[Start STORED RECORDS]

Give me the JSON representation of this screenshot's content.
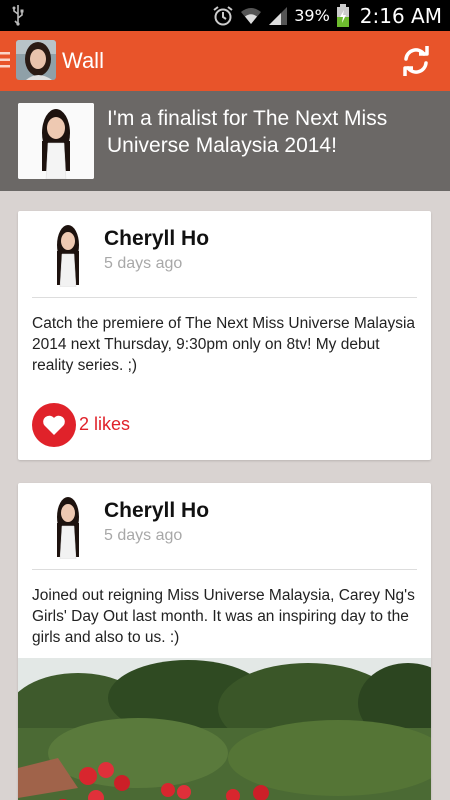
{
  "status_bar": {
    "battery_percent": "39%",
    "time": "2:16 AM",
    "icons": [
      "usb-icon",
      "alarm-icon",
      "wifi-icon",
      "signal-icon",
      "battery-charging-icon"
    ]
  },
  "action_bar": {
    "title": "Wall",
    "color": "#e8542a",
    "icons": [
      "menu-icon",
      "refresh-icon"
    ]
  },
  "banner": {
    "text": "I'm a finalist for The Next Miss Universe Malaysia 2014!"
  },
  "posts": [
    {
      "author": "Cheryll Ho",
      "time": "5 days ago",
      "text": "Catch the premiere of The Next Miss Universe Malaysia 2014 next Thursday, 9:30pm only on 8tv! My debut reality series. ;)",
      "likes": "2 likes"
    },
    {
      "author": "Cheryll Ho",
      "time": "5 days ago",
      "text": "Joined out reigning Miss Universe Malaysia, Carey Ng's Girls' Day Out last month. It was an inspiring day to the girls and also to us. :)"
    }
  ],
  "accent_colors": {
    "like": "#e0222a",
    "banner_bg": "#6b6866",
    "page_bg": "#d9d3d1"
  }
}
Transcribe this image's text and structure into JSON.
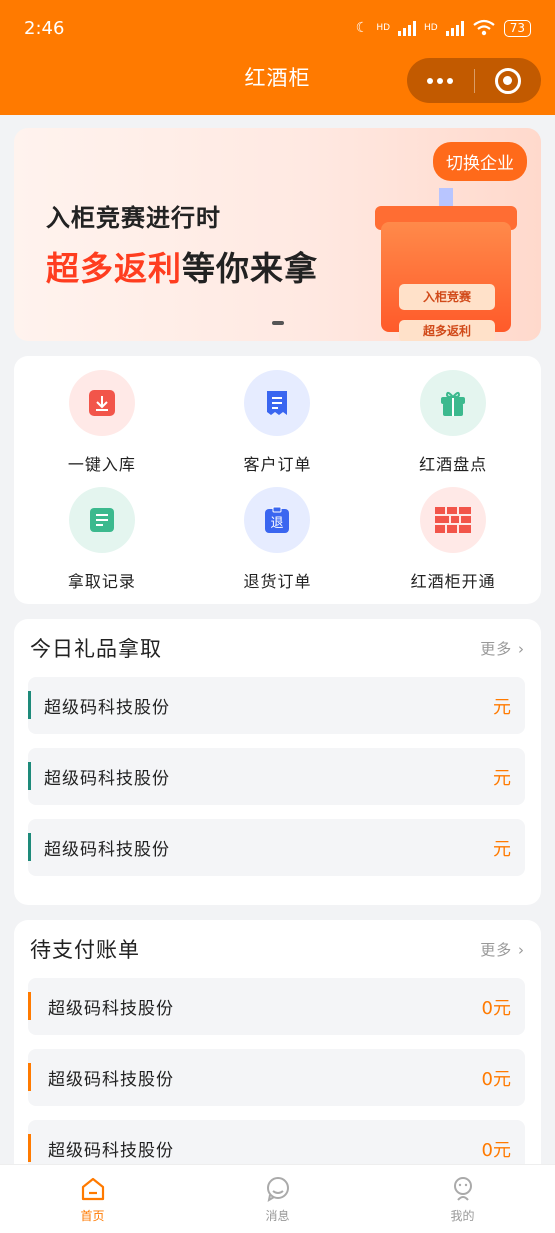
{
  "status_bar": {
    "time": "2:46",
    "network_1": "HD",
    "network_2": "HD",
    "battery": "73"
  },
  "header": {
    "title": "红酒柜"
  },
  "banner": {
    "line1": "入柜竞赛进行时",
    "line2_highlight": "超多返利",
    "line2_rest": "等你来拿",
    "switch_label": "切换企业",
    "gift_tag_1": "入柜竞赛",
    "gift_tag_2": "超多返利"
  },
  "quick_actions": [
    {
      "label": "一键入库",
      "icon": "download-icon"
    },
    {
      "label": "客户订单",
      "icon": "receipt-icon"
    },
    {
      "label": "红酒盘点",
      "icon": "gift-icon"
    },
    {
      "label": "拿取记录",
      "icon": "list-icon"
    },
    {
      "label": "退货订单",
      "icon": "return-icon",
      "glyph": "退"
    },
    {
      "label": "红酒柜开通",
      "icon": "cabinet-grid-icon"
    }
  ],
  "gift_section": {
    "title": "今日礼品拿取",
    "more": "更多",
    "rows": [
      {
        "name": "超级码科技股份",
        "amount": "元"
      },
      {
        "name": "超级码科技股份",
        "amount": "元"
      },
      {
        "name": "超级码科技股份",
        "amount": "元"
      }
    ]
  },
  "bill_section": {
    "title": "待支付账单",
    "more": "更多",
    "rows": [
      {
        "name": "超级码科技股份",
        "amount": "0元"
      },
      {
        "name": "超级码科技股份",
        "amount": "0元"
      },
      {
        "name": "超级码科技股份",
        "amount": "0元"
      }
    ]
  },
  "tabbar": [
    {
      "label": "首页",
      "icon": "home-icon",
      "active": true
    },
    {
      "label": "消息",
      "icon": "message-icon",
      "active": false
    },
    {
      "label": "我的",
      "icon": "profile-icon",
      "active": false
    }
  ],
  "colors": {
    "brand": "#ff7a00",
    "gift_accent": "#1e8a7a",
    "bill_accent": "#ff7a00",
    "banner_highlight": "#ff3d1f"
  }
}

[End STORED RECORDS]

TASK DETAILS: Make an exact copy of all the material, but keep the pictures out of it.

WRITTEN REPLY:
Give me the JSON representation of this screenshot's content.
{
  "status_bar": {
    "battery_percent": "39%",
    "time": "2:16 AM",
    "icons": [
      "usb-icon",
      "alarm-icon",
      "wifi-icon",
      "signal-icon",
      "battery-charging-icon"
    ]
  },
  "action_bar": {
    "title": "Wall",
    "color": "#e8542a",
    "icons": [
      "menu-icon",
      "refresh-icon"
    ]
  },
  "banner": {
    "text": "I'm a finalist for The Next Miss Universe Malaysia 2014!"
  },
  "posts": [
    {
      "author": "Cheryll Ho",
      "time": "5 days ago",
      "text": "Catch the premiere of The Next Miss Universe Malaysia 2014 next Thursday, 9:30pm only on 8tv! My debut reality series. ;)",
      "likes": "2 likes"
    },
    {
      "author": "Cheryll Ho",
      "time": "5 days ago",
      "text": "Joined out reigning Miss Universe Malaysia, Carey Ng's Girls' Day Out last month. It was an inspiring day to the girls and also to us. :)"
    }
  ],
  "accent_colors": {
    "like": "#e0222a",
    "banner_bg": "#6b6866",
    "page_bg": "#d9d3d1"
  }
}
Transcribe this image's text and structure into JSON.
{
  "status_bar": {
    "time": "2:46",
    "network_1": "HD",
    "network_2": "HD",
    "battery": "73"
  },
  "header": {
    "title": "红酒柜"
  },
  "banner": {
    "line1": "入柜竞赛进行时",
    "line2_highlight": "超多返利",
    "line2_rest": "等你来拿",
    "switch_label": "切换企业",
    "gift_tag_1": "入柜竞赛",
    "gift_tag_2": "超多返利"
  },
  "quick_actions": [
    {
      "label": "一键入库",
      "icon": "download-icon"
    },
    {
      "label": "客户订单",
      "icon": "receipt-icon"
    },
    {
      "label": "红酒盘点",
      "icon": "gift-icon"
    },
    {
      "label": "拿取记录",
      "icon": "list-icon"
    },
    {
      "label": "退货订单",
      "icon": "return-icon",
      "glyph": "退"
    },
    {
      "label": "红酒柜开通",
      "icon": "cabinet-grid-icon"
    }
  ],
  "gift_section": {
    "title": "今日礼品拿取",
    "more": "更多",
    "rows": [
      {
        "name": "超级码科技股份",
        "amount": "元"
      },
      {
        "name": "超级码科技股份",
        "amount": "元"
      },
      {
        "name": "超级码科技股份",
        "amount": "元"
      }
    ]
  },
  "bill_section": {
    "title": "待支付账单",
    "more": "更多",
    "rows": [
      {
        "name": "超级码科技股份",
        "amount": "0元"
      },
      {
        "name": "超级码科技股份",
        "amount": "0元"
      },
      {
        "name": "超级码科技股份",
        "amount": "0元"
      }
    ]
  },
  "tabbar": [
    {
      "label": "首页",
      "icon": "home-icon",
      "active": true
    },
    {
      "label": "消息",
      "icon": "message-icon",
      "active": false
    },
    {
      "label": "我的",
      "icon": "profile-icon",
      "active": false
    }
  ],
  "colors": {
    "brand": "#ff7a00",
    "gift_accent": "#1e8a7a",
    "bill_accent": "#ff7a00",
    "banner_highlight": "#ff3d1f"
  }
}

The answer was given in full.